* WHAT YOU WILL DO *
In the listing that follows, count each line containing the string "ܕܝܠܗ" and report only the count.

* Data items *
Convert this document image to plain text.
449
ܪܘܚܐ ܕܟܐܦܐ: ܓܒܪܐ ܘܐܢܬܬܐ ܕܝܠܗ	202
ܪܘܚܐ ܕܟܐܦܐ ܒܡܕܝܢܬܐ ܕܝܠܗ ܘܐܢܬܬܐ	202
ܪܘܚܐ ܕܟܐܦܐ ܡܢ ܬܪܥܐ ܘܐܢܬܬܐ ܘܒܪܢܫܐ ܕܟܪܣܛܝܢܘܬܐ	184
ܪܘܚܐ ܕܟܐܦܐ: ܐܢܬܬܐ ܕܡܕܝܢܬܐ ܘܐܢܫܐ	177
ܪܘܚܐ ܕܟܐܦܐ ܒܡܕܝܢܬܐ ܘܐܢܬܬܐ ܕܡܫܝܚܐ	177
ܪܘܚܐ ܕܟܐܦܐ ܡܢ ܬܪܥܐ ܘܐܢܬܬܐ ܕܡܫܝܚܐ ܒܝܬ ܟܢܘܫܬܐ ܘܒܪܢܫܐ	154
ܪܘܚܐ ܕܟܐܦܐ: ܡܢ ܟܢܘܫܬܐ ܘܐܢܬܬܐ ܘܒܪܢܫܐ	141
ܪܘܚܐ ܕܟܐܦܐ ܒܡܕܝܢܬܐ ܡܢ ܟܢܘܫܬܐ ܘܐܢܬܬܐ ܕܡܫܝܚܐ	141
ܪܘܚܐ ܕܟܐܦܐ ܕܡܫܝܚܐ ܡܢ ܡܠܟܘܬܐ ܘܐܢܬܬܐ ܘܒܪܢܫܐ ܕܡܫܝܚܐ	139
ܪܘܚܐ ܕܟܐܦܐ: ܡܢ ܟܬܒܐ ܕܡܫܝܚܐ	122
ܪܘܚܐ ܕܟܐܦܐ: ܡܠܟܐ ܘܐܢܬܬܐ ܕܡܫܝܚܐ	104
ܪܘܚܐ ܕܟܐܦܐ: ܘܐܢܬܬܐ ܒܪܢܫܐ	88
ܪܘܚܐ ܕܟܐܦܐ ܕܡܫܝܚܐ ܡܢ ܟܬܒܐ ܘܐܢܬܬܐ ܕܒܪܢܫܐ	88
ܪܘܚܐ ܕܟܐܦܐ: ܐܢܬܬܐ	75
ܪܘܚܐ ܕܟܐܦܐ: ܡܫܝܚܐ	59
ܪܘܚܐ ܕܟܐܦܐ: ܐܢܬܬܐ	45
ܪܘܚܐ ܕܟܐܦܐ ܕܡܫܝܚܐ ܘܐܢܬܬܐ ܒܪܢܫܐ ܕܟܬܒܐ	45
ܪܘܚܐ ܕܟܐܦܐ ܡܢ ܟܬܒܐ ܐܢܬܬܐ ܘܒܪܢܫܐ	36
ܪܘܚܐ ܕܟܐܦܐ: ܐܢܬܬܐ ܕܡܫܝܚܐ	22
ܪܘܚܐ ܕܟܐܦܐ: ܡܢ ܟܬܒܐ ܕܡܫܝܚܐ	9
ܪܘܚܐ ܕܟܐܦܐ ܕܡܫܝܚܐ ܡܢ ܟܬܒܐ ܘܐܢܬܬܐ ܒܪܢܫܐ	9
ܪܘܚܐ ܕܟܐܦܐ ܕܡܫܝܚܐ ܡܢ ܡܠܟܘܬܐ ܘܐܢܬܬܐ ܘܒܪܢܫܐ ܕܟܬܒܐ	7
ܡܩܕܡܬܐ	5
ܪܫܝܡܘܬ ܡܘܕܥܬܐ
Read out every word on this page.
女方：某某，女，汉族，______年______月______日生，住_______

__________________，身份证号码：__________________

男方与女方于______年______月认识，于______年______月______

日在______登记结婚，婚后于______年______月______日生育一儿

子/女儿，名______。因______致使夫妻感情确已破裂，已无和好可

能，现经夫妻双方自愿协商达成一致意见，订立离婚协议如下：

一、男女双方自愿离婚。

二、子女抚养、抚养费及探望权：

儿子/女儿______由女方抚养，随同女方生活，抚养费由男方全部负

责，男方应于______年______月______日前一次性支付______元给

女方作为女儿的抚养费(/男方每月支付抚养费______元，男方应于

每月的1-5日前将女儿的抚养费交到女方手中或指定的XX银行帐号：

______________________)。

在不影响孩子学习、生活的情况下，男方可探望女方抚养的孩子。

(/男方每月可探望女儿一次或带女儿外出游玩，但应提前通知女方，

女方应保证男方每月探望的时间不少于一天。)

* FULL RESPONSE *
2